Retype all of the data exactly as given.

/---

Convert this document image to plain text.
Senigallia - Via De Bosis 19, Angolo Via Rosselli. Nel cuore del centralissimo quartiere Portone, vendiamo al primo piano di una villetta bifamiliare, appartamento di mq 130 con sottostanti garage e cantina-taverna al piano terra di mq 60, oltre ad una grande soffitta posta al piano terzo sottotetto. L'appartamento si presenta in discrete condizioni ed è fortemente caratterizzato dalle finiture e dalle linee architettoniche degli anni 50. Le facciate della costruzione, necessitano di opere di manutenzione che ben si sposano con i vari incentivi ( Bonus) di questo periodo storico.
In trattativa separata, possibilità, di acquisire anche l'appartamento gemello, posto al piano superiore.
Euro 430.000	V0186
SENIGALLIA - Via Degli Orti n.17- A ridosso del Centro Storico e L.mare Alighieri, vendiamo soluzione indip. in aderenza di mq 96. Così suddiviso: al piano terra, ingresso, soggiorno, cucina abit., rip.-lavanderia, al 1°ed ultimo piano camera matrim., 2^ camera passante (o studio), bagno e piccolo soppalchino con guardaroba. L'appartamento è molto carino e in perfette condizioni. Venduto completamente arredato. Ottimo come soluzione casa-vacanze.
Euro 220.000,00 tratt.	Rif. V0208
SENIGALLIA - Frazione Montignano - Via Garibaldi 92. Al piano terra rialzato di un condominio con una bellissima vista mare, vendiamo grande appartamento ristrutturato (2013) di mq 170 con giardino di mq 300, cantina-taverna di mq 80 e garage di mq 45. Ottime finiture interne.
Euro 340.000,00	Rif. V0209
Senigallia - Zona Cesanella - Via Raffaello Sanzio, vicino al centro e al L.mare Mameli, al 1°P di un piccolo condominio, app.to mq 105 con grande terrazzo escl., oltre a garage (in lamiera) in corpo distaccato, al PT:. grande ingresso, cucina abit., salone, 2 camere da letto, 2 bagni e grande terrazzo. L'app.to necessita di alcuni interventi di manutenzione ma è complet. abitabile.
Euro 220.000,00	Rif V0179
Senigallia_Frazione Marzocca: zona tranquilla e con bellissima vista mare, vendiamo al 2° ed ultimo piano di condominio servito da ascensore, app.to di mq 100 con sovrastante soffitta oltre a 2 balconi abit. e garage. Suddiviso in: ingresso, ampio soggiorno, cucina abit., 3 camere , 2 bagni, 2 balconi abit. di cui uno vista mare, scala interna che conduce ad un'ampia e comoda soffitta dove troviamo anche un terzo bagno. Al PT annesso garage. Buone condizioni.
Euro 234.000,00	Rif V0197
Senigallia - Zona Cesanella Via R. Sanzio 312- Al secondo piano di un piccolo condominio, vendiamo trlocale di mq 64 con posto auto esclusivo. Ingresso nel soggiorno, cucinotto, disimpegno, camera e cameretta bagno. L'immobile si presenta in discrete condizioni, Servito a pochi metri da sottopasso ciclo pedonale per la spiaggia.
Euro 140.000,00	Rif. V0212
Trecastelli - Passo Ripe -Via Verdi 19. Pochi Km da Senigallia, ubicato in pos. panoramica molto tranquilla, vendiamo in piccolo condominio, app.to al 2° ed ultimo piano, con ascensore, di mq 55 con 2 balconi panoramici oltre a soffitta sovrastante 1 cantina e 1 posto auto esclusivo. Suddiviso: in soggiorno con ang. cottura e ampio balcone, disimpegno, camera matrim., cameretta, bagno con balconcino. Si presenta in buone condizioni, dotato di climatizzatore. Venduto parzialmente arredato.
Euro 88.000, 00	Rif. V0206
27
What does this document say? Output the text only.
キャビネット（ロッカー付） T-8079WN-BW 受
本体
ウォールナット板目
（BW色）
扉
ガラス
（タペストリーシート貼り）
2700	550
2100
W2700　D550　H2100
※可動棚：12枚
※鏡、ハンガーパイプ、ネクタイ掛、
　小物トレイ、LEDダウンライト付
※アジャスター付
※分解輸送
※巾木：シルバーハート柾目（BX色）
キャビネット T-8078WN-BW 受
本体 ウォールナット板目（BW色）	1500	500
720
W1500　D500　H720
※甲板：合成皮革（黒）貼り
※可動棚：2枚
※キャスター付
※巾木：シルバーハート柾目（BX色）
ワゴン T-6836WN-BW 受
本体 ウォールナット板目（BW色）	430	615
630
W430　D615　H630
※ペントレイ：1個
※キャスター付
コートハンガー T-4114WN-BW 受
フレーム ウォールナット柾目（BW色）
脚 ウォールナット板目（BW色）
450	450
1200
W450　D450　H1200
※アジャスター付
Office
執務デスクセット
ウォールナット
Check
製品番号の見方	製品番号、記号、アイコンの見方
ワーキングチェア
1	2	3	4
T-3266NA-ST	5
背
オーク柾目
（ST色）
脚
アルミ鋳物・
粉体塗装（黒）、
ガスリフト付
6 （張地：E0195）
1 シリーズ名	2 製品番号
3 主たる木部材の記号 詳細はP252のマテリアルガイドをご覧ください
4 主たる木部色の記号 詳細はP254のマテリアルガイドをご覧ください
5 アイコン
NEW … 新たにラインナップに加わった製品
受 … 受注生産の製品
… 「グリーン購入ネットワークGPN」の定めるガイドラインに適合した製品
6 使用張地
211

\---

- WRITTEN ANSWER -
Convert this document image to plain text.
Senigallia - Via De Bosis 19, Angolo Via Rosselli. Nel cuore del centralissimo quartiere Portone, vendiamo al primo piano di una villetta bifamiliare, appartamento di mq 130 con sottostanti garage e cantina-taverna al piano terra di mq 60, oltre ad una grande soffitta posta al piano terzo sottotetto. L'appartamento si presenta in discrete condizioni ed è fortemente caratterizzato dalle finiture e dalle linee architettoniche degli anni 50. Le facciate della costruzione, necessitano di opere di manutenzione che ben si sposano con i vari incentivi ( Bonus) di questo periodo storico.
In trattativa separata, possibilità, di acquisire anche l'appartamento gemello, posto al piano superiore.
Euro 430.000	V0186
SENIGALLIA - Via Degli Orti n.17- A ridosso del Centro Storico e L.mare Alighieri, vendiamo soluzione indip. in aderenza di mq 96. Così suddiviso: al piano terra, ingresso, soggiorno, cucina abit., rip.-lavanderia, al 1°ed ultimo piano camera matrim., 2^ camera passante (o studio), bagno e piccolo soppalchino con guardaroba. L'appartamento è molto carino e in perfette condizioni. Venduto completamente arredato. Ottimo come soluzione casa-vacanze.
Euro 220.000,00 tratt.	Rif. V0208
SENIGALLIA - Frazione Montignano - Via Garibaldi 92. Al piano terra rialzato di un condominio con una bellissima vista mare, vendiamo grande appartamento ristrutturato (2013) di mq 170 con giardino di mq 300, cantina-taverna di mq 80 e garage di mq 45. Ottime finiture interne.
Euro 340.000,00	Rif. V0209
Senigallia - Zona Cesanella - Via Raffaello Sanzio, vicino al centro e al L.mare Mameli, al 1°P di un piccolo condominio, app.to mq 105 con grande terrazzo escl., oltre a garage (in lamiera) in corpo distaccato, al PT:. grande ingresso, cucina abit., salone, 2 camere da letto, 2 bagni e grande terrazzo. L'app.to necessita di alcuni interventi di manutenzione ma è complet. abitabile.
Euro 220.000,00	Rif V0179
Senigallia_Frazione Marzocca: zona tranquilla e con bellissima vista mare, vendiamo al 2° ed ultimo piano di condominio servito da ascensore, app.to di mq 100 con sovrastante soffitta oltre a 2 balconi abit. e garage. Suddiviso in: ingresso, ampio soggiorno, cucina abit., 3 camere , 2 bagni, 2 balconi abit. di cui uno vista mare, scala interna che conduce ad un'ampia e comoda soffitta dove troviamo anche un terzo bagno. Al PT annesso garage. Buone condizioni.
Euro 234.000,00	Rif V0197
Senigallia - Zona Cesanella Via R. Sanzio 312- Al secondo piano di un piccolo condominio, vendiamo trlocale di mq 64 con posto auto esclusivo. Ingresso nel soggiorno, cucinotto, disimpegno, camera e cameretta bagno. L'immobile si presenta in discrete condizioni, Servito a pochi metri da sottopasso ciclo pedonale per la spiaggia.
Euro 140.000,00	Rif. V0212
Trecastelli - Passo Ripe -Via Verdi 19. Pochi Km da Senigallia, ubicato in pos. panoramica molto tranquilla, vendiamo in piccolo condominio, app.to al 2° ed ultimo piano, con ascensore, di mq 55 con 2 balconi panoramici oltre a soffitta sovrastante 1 cantina e 1 posto auto esclusivo. Suddiviso: in soggiorno con ang. cottura e ampio balcone, disimpegno, camera matrim., cameretta, bagno con balconcino. Si presenta in buone condizioni, dotato di climatizzatore. Venduto parzialmente arredato.
Euro 88.000, 00	Rif. V0206
27
What does this document say? Output the text only.
キャビネット（ロッカー付） T-8079WN-BW 受
本体
ウォールナット板目
（BW色）
扉
ガラス
（タペストリーシート貼り）
2700	550
2100
W2700　D550　H2100
※可動棚：12枚
※鏡、ハンガーパイプ、ネクタイ掛、
　小物トレイ、LEDダウンライト付
※アジャスター付
※分解輸送
※巾木：シルバーハート柾目（BX色）
キャビネット T-8078WN-BW 受
本体 ウォールナット板目（BW色）	1500	500
720
W1500　D500　H720
※甲板：合成皮革（黒）貼り
※可動棚：2枚
※キャスター付
※巾木：シルバーハート柾目（BX色）
ワゴン T-6836WN-BW 受
本体 ウォールナット板目（BW色）	430	615
630
W430　D615　H630
※ペントレイ：1個
※キャスター付
コートハンガー T-4114WN-BW 受
フレーム ウォールナット柾目（BW色）
脚 ウォールナット板目（BW色）
450	450
1200
W450　D450　H1200
※アジャスター付
Office
執務デスクセット
ウォールナット
Check
製品番号の見方	製品番号、記号、アイコンの見方
ワーキングチェア
1	2	3	4
T-3266NA-ST	5
背
オーク柾目
（ST色）
脚
アルミ鋳物・
粉体塗装（黒）、
ガスリフト付
6 （張地：E0195）
1 シリーズ名	2 製品番号
3 主たる木部材の記号 詳細はP252のマテリアルガイドをご覧ください
4 主たる木部色の記号 詳細はP254のマテリアルガイドをご覧ください
5 アイコン
NEW … 新たにラインナップに加わった製品
受 … 受注生産の製品
… 「グリーン購入ネットワークGPN」の定めるガイドラインに適合した製品
6 使用張地
211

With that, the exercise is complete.